■ TASK DETAILS ■
Repeat the listing in full, exactly as it stands.
-- start EXERCISE MATERIAL --
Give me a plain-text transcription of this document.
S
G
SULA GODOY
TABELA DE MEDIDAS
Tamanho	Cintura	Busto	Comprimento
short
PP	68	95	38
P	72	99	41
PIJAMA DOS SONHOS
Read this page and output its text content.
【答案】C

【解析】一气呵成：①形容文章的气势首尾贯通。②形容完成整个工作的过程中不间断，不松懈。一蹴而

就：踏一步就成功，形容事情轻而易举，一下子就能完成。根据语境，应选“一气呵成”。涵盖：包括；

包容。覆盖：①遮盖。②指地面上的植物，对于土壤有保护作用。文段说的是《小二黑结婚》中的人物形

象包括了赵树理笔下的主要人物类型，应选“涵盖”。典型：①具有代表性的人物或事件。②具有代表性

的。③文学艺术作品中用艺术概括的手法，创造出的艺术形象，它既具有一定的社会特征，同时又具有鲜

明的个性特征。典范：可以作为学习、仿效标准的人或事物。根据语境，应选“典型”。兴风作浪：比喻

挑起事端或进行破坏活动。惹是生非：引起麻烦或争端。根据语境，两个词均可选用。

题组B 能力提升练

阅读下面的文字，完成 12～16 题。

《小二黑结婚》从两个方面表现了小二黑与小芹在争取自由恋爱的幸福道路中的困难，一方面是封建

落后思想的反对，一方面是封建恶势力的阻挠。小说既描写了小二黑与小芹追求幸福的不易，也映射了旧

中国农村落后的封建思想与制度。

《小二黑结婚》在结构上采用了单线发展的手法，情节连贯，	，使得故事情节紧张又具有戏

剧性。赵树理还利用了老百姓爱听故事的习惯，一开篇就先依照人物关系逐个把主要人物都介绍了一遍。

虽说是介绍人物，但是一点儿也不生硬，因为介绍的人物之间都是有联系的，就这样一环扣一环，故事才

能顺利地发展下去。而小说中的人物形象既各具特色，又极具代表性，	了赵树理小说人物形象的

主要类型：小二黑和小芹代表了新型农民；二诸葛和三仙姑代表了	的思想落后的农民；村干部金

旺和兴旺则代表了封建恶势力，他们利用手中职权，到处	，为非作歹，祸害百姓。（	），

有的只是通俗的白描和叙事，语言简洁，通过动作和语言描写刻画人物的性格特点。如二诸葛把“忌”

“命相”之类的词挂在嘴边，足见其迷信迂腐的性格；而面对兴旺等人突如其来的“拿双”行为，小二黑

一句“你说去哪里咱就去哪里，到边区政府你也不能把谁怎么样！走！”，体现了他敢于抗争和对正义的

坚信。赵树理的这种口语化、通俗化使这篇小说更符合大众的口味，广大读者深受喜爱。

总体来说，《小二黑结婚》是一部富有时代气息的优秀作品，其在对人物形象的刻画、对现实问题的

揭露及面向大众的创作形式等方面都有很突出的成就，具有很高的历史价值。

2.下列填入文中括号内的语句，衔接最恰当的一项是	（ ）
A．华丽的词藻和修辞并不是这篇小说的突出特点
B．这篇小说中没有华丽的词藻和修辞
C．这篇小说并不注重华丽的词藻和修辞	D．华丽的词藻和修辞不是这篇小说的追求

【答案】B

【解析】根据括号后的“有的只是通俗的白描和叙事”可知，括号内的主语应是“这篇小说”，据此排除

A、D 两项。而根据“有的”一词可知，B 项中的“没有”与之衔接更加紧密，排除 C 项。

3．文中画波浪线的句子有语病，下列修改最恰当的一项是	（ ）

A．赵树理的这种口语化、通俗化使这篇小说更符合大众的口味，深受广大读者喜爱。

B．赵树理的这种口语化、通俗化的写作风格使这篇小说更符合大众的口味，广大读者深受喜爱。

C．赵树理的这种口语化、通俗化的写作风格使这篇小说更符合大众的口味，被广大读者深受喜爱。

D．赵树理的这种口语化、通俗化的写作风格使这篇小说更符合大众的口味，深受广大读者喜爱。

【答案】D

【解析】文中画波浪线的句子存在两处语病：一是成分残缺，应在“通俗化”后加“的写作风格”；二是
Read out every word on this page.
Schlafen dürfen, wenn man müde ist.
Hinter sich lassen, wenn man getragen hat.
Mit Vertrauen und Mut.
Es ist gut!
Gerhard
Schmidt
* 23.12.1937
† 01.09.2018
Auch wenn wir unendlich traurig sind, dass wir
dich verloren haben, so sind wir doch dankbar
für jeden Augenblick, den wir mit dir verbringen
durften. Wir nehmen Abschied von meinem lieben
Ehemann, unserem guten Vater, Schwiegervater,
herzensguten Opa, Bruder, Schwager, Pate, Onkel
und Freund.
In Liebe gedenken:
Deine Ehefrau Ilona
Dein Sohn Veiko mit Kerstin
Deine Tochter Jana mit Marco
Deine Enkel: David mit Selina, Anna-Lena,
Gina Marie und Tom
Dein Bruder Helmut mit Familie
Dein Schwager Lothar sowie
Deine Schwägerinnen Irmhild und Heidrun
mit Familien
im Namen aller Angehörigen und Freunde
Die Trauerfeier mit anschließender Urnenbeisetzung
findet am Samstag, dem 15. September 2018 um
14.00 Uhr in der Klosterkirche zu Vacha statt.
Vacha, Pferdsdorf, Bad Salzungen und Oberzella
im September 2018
-- end EXERCISE MATERIAL --
■ TASK RESULT ■
Give me a plain-text transcription of this document.
S
G
SULA GODOY
TABELA DE MEDIDAS
Tamanho	Cintura	Busto	Comprimento
short
PP	68	95	38
P	72	99	41
PIJAMA DOS SONHOS
Read this page and output its text content.
【答案】C

【解析】一气呵成：①形容文章的气势首尾贯通。②形容完成整个工作的过程中不间断，不松懈。一蹴而

就：踏一步就成功，形容事情轻而易举，一下子就能完成。根据语境，应选“一气呵成”。涵盖：包括；

包容。覆盖：①遮盖。②指地面上的植物，对于土壤有保护作用。文段说的是《小二黑结婚》中的人物形

象包括了赵树理笔下的主要人物类型，应选“涵盖”。典型：①具有代表性的人物或事件。②具有代表性

的。③文学艺术作品中用艺术概括的手法，创造出的艺术形象，它既具有一定的社会特征，同时又具有鲜

明的个性特征。典范：可以作为学习、仿效标准的人或事物。根据语境，应选“典型”。兴风作浪：比喻

挑起事端或进行破坏活动。惹是生非：引起麻烦或争端。根据语境，两个词均可选用。

题组B 能力提升练

阅读下面的文字，完成 12～16 题。

《小二黑结婚》从两个方面表现了小二黑与小芹在争取自由恋爱的幸福道路中的困难，一方面是封建

落后思想的反对，一方面是封建恶势力的阻挠。小说既描写了小二黑与小芹追求幸福的不易，也映射了旧

中国农村落后的封建思想与制度。

《小二黑结婚》在结构上采用了单线发展的手法，情节连贯，	，使得故事情节紧张又具有戏

剧性。赵树理还利用了老百姓爱听故事的习惯，一开篇就先依照人物关系逐个把主要人物都介绍了一遍。

虽说是介绍人物，但是一点儿也不生硬，因为介绍的人物之间都是有联系的，就这样一环扣一环，故事才

能顺利地发展下去。而小说中的人物形象既各具特色，又极具代表性，	了赵树理小说人物形象的

主要类型：小二黑和小芹代表了新型农民；二诸葛和三仙姑代表了	的思想落后的农民；村干部金

旺和兴旺则代表了封建恶势力，他们利用手中职权，到处	，为非作歹，祸害百姓。（	），

有的只是通俗的白描和叙事，语言简洁，通过动作和语言描写刻画人物的性格特点。如二诸葛把“忌”

“命相”之类的词挂在嘴边，足见其迷信迂腐的性格；而面对兴旺等人突如其来的“拿双”行为，小二黑

一句“你说去哪里咱就去哪里，到边区政府你也不能把谁怎么样！走！”，体现了他敢于抗争和对正义的

坚信。赵树理的这种口语化、通俗化使这篇小说更符合大众的口味，广大读者深受喜爱。

总体来说，《小二黑结婚》是一部富有时代气息的优秀作品，其在对人物形象的刻画、对现实问题的

揭露及面向大众的创作形式等方面都有很突出的成就，具有很高的历史价值。

2.下列填入文中括号内的语句，衔接最恰当的一项是	（ ）
A．华丽的词藻和修辞并不是这篇小说的突出特点
B．这篇小说中没有华丽的词藻和修辞
C．这篇小说并不注重华丽的词藻和修辞	D．华丽的词藻和修辞不是这篇小说的追求

【答案】B

【解析】根据括号后的“有的只是通俗的白描和叙事”可知，括号内的主语应是“这篇小说”，据此排除

A、D 两项。而根据“有的”一词可知，B 项中的“没有”与之衔接更加紧密，排除 C 项。

3．文中画波浪线的句子有语病，下列修改最恰当的一项是	（ ）

A．赵树理的这种口语化、通俗化使这篇小说更符合大众的口味，深受广大读者喜爱。

B．赵树理的这种口语化、通俗化的写作风格使这篇小说更符合大众的口味，广大读者深受喜爱。

C．赵树理的这种口语化、通俗化的写作风格使这篇小说更符合大众的口味，被广大读者深受喜爱。

D．赵树理的这种口语化、通俗化的写作风格使这篇小说更符合大众的口味，深受广大读者喜爱。

【答案】D

【解析】文中画波浪线的句子存在两处语病：一是成分残缺，应在“通俗化”后加“的写作风格”；二是
Read out every word on this page.
Schlafen dürfen, wenn man müde ist.
Hinter sich lassen, wenn man getragen hat.
Mit Vertrauen und Mut.
Es ist gut!
Gerhard
Schmidt
* 23.12.1937
† 01.09.2018
Auch wenn wir unendlich traurig sind, dass wir
dich verloren haben, so sind wir doch dankbar
für jeden Augenblick, den wir mit dir verbringen
durften. Wir nehmen Abschied von meinem lieben
Ehemann, unserem guten Vater, Schwiegervater,
herzensguten Opa, Bruder, Schwager, Pate, Onkel
und Freund.
In Liebe gedenken:
Deine Ehefrau Ilona
Dein Sohn Veiko mit Kerstin
Deine Tochter Jana mit Marco
Deine Enkel: David mit Selina, Anna-Lena,
Gina Marie und Tom
Dein Bruder Helmut mit Familie
Dein Schwager Lothar sowie
Deine Schwägerinnen Irmhild und Heidrun
mit Familien
im Namen aller Angehörigen und Freunde
Die Trauerfeier mit anschließender Urnenbeisetzung
findet am Samstag, dem 15. September 2018 um
14.00 Uhr in der Klosterkirche zu Vacha statt.
Vacha, Pferdsdorf, Bad Salzungen und Oberzella
im September 2018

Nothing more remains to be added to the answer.